=== Kutipan untuk Dibaca ===
Aliran ini mendasari munculnya model konsep kurikulum rekonstruksi

sosial yang menekankan pemecahan problema masyarakat. Esensi

ajaran pragmatisme ialah bahwa hidup bukan untuk mencari

kebenaran melainkan untuk menemukan arti atau kegunaan. Tujuan

pendidikannya yaitu menggunakan pengalaman sebagai alat untuk

menyelesaikan hal-hal baru dalam kehidupan pribadi dan masyarakat

d. Rekonstruksionisme

Rekonstruksionisme merupakan elaborasi lanjut dari aliran

progresivisme (pragmatisme). Paham ini berpendapat bahwa,

pengetahuan diperoleh melalui proses aktif individu mengkonstruksi

arti dari suatu teks, pengalaman fisik, dialog, dan lain-lain melalui

asimilasi pengalaman baru dengan pengertian yang telah dimiliki

seseorang. Pada rekonstruktivisme, peradaban manusia masa depan

sangat ditekankan. Di samping menekankan tentang perbedaan

individual seperti pada progresivisme, rekonstruksionisme lebih jauh

menekankan tentang pemecahan masalah, berfikir kritis dan

sejenisnya. Aliran ini akan mempertanyakan untuk apa berfikir kritis,

memecahkan masalah, dan melakukan sesuatu? Penganut aliran ini

menekankan pada hasil belajar dari pada proses. Tujuan pendidikannya

adalah untuk menghasilkan individu yang memiliki kemampuan

berpikir untuk menyelesaikan persoalan hidupnya.

B. PENGEMBANGAN KURIKULUM

1. Pengertian Kurikulum

Untuk mendapatkan rumusan tentang pengertian kurikulum, para ahli

mengemukakan pandangan yang beragam. Dalam pandangan klasik,

lebih menekankan kurikulum dipandang sebagai kumpulan pelajaran di

suatu sekolah. Pelajaran-pelajaran dan materi apa yang harus

ditempuh di sekolah, itulah yang disebut kurikulum. George A.

Beauchamp (1986) mengemukakan bahwa “A Curriculum is a written

document which may contain many ingredients, but basically it is a

plan for the education of pupils during their enrollment in given

school”.

Dalam pandangan modern, pengertian kurikulum lebih dianggap

sebagai suatu pengalaman atau sesuatu yang nyata terjadi dalam

proses pendidikan, seperti dikemukakan oleh Caswel dan Campbell

(1935) yang mengatakan bahwa kurikulum “… to be composed of all

the experiences children have under the guidance of teachers”.

Dipertegas lagi oleh pemikiran Ronald C. Doll (1974) yang mengatakan

bahwa “ …the curriculum has changed from content of courses study

and list of subject and courses to all experiences which are offered to

learners under the auspices or direction of school”.

Sementara Hilda Taba (1962) lebih menekankan kurikulum sebagai

proses perencanaan belajar, “a curriculum is a plan for learning:

therefore, what is known about the learning process and the

development of the individual has bearing on the shaping of a

curriculum”. Dengan demikian dalam konsep ini kurikulum memiliki

dua aspek, yakni sebagai rencana yang harus dijadikan pedoman

pelaksanaan proses belajar mengajar, dan sebagai alat untuk

mencapai tujuan pendidikan.
=== Data yang Diberikan ===
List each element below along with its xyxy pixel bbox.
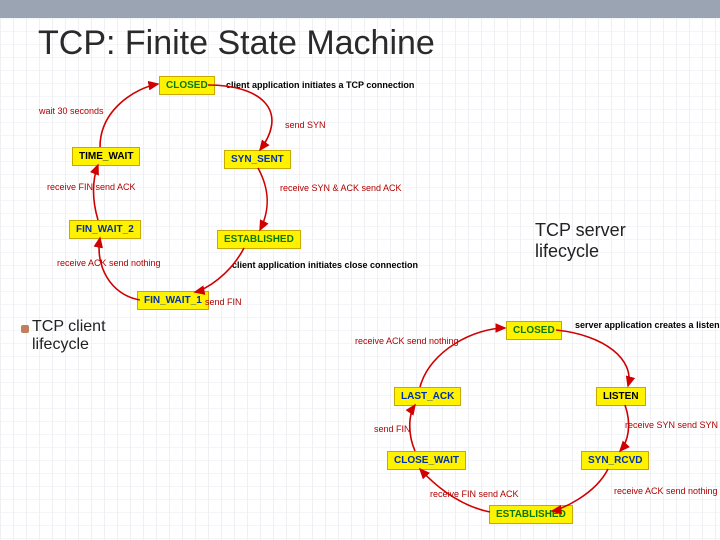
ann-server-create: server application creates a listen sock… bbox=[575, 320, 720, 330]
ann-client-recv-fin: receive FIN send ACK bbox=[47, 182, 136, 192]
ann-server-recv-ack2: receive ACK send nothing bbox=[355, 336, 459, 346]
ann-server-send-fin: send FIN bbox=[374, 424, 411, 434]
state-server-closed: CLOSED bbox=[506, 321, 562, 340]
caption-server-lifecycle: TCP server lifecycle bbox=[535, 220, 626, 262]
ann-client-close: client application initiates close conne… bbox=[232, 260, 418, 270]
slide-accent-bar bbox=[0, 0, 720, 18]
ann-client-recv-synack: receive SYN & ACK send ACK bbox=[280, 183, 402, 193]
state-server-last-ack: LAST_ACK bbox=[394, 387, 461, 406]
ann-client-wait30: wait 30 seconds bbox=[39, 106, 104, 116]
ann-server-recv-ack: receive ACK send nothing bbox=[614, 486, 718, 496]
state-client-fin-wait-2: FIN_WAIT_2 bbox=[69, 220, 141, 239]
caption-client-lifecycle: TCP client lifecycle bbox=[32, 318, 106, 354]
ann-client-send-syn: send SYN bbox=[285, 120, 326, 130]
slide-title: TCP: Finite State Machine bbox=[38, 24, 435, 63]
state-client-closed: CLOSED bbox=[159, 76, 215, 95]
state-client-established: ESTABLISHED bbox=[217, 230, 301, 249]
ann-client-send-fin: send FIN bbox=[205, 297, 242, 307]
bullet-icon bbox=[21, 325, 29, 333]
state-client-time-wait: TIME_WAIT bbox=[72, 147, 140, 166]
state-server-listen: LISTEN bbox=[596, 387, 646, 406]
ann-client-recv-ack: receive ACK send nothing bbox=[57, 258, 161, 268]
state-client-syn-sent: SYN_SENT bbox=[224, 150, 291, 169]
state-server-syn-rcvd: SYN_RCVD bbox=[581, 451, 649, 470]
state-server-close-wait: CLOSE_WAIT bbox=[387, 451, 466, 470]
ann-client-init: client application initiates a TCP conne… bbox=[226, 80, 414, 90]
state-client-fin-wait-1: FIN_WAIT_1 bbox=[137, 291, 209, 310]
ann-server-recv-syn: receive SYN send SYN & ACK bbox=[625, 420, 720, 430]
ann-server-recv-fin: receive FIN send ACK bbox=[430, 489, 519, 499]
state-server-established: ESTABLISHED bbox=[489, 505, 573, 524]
===
Tugas yang Dikerjakan:
1) Tampilkan kembali tanpa perubahan bagian daftar yang dibuka dengan baris berisi "ann-server-create: server application" dan ditutup dengan baris berisi "ann-client-close: client application". Kedua baris itu ikut disertakan.
2) Lanjutkan bacaan tentang kurikulum mulai dari kalimat terakhir yang ada.

Penyelesaian Soal:
1)
ann-server-create: server application creates a listen sock… bbox=[575, 320, 720, 330]
ann-client-recv-fin: receive FIN send ACK bbox=[47, 182, 136, 192]
ann-server-recv-ack2: receive ACK send nothing bbox=[355, 336, 459, 346]
ann-server-send-fin: send FIN bbox=[374, 424, 411, 434]
state-server-closed: CLOSED bbox=[506, 321, 562, 340]
caption-server-lifecycle: TCP server lifecycle bbox=[535, 220, 626, 262]
ann-client-close: client application initiates close conne… bbox=[232, 260, 418, 270]

2)
Untuk mengakomodasi perbedaan pandangan tersebut, Hamid Hasan

(1988) mengemukakan bahwa konsep kurikulum dapat ditinjau dalam

empat dimensi, yaitu:

a. Kurikulum sebagai suatu ide,

adalah kurikulum yang dihasilkan melalui teori-teori dan penelitian,

khususnya dalam bidang kurikulum dan pendidikan.

b. Kurikulum sebagai suatu rencana tertulis,

adalah sebagai perwujudan dari kurikulum sebagai suatu ide yang

diwujudkan dalam bentuk dokumen, yang di dalamnya memuat

tentang tujuan, bahan, kegiatan, alat-alat, dan waktu.

c. Kurikulum sebagai suatu kegiatan,

merupakan pelaksanaan dari kurikulum sebagai suatu rencana

tertulis, dan dilakukan dalam bentuk praktek pembelajaran.

d. Kurikulum sebagai suatu hasil,

merupakan konsekwensi dari kurikulum sebagai suatu kegiatan,

dalam bentuk ketercapaian tujuan kurikulum yakni tercapainya

perubahan perilaku atau kemampuan tertentu dari para peserta

didik.

Berdasarkan uraian di atas bisa disimpulkan bahwa kurikulum

merupakan dokumen perencanaan yang mencakup: (1) tujuan yang

harus diraih; (2) isi dan pengalaman belajar yang harus diperoleh

siswa; (3) strategi dan cara yang dapat dikembangkan; (4) evaluasi

yang dirancang untuk mengumpulkan informasi mengenai pencapaian

tujuan; serta (5) penerapan dari isi dokumen yang dirancang dalam

bentuk nyata. Dengan demikian, pengembangan kurikulum meliputi

penyusunan dokumen, implementasi dokumen serta evaluasi dokumen

yang telah disusun (Wina Sanjaya, 2008).

Dalam perspektif kebijakan pendidikan nasional sebagaimana dapat

dilihat dalam Undang-Undang Sistem Pendidikan Nasional No. 20 Tahun

2003 dinyatakan bahwa: “Kurikulum adalah seperangkat rencana dan

pengaturan mengenai tujuan, isi, dan bahan pelajaran serta cara yang

digunakan sebagai pedoman penyelenggaraan pembelajaran untuk

mencapai tujuan pendidikan tertentu”.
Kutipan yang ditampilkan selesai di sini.